**Data lines**
------------------------------------------------------------
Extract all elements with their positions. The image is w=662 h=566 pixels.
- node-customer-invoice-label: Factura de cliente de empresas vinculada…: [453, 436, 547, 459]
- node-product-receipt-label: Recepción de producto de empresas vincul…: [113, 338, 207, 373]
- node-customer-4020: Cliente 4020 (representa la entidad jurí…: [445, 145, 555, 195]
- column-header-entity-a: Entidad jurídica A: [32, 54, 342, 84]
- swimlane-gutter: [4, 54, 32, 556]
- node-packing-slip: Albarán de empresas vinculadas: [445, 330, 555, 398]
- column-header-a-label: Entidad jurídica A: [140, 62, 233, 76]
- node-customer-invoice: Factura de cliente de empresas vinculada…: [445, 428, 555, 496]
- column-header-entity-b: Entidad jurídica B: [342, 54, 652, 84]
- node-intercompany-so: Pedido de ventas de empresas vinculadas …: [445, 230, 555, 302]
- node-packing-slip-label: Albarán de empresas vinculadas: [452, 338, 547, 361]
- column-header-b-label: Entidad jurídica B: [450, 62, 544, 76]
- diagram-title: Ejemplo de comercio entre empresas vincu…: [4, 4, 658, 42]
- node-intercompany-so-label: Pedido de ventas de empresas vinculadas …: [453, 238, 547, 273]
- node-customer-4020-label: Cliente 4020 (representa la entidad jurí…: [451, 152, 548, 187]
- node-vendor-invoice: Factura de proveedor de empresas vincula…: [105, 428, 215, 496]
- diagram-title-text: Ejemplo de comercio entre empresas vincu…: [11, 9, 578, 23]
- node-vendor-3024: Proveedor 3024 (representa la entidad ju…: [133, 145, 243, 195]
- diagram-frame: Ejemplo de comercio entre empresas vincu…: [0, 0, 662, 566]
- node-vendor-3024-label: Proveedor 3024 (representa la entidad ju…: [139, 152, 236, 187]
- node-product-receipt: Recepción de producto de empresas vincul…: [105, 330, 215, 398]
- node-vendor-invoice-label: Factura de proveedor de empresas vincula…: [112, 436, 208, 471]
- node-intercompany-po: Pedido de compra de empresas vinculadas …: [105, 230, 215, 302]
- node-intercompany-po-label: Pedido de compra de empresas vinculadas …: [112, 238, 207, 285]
------------------------------------------------------------
**Exercise description**
Arrange the records from the start through the line containing "- node-intercompany-so-label: Pedido", both ends included, as a Markdown table with the columns Row and Record line. Number each row and leave out blank lines.

**Solved exercise**
| Row | Record line |
|---|---|
| 1 | Extract all elements with their positions. The image is w=662 h=566 pixels. |
| 2 | - node-customer-invoice-label: Factura de cliente de empresas vinculada…: [453, 436, 547, 459] |
| 3 | - node-product-receipt-label: Recepción de producto de empresas vincul…: [113, 338, 207, 373] |
| 4 | - node-customer-4020: Cliente 4020 (representa la entidad jurí…: [445, 145, 555, 195] |
| 5 | - column-header-entity-a: Entidad jurídica A: [32, 54, 342, 84] |
| 6 | - swimlane-gutter: [4, 54, 32, 556] |
| 7 | - node-packing-slip: Albarán de empresas vinculadas: [445, 330, 555, 398] |
| 8 | - column-header-a-label: Entidad jurídica A: [140, 62, 233, 76] |
| 9 | - node-customer-invoice: Factura de cliente de empresas vinculada…: [445, 428, 555, 496] |
| 10 | - column-header-entity-b: Entidad jurídica B: [342, 54, 652, 84] |
| 11 | - node-intercompany-so: Pedido de ventas de empresas vinculadas …: [445, 230, 555, 302] |
| 12 | - node-packing-slip-label: Albarán de empresas vinculadas: [452, 338, 547, 361] |
| 13 | - column-header-b-label: Entidad jurídica B: [450, 62, 544, 76] |
| 14 | - diagram-title: Ejemplo de comercio entre empresas vincu…: [4, 4, 658, 42] |
| 15 | - node-intercompany-so-label: Pedido de ventas de empresas vinculadas …: [453, 238, 547, 273] |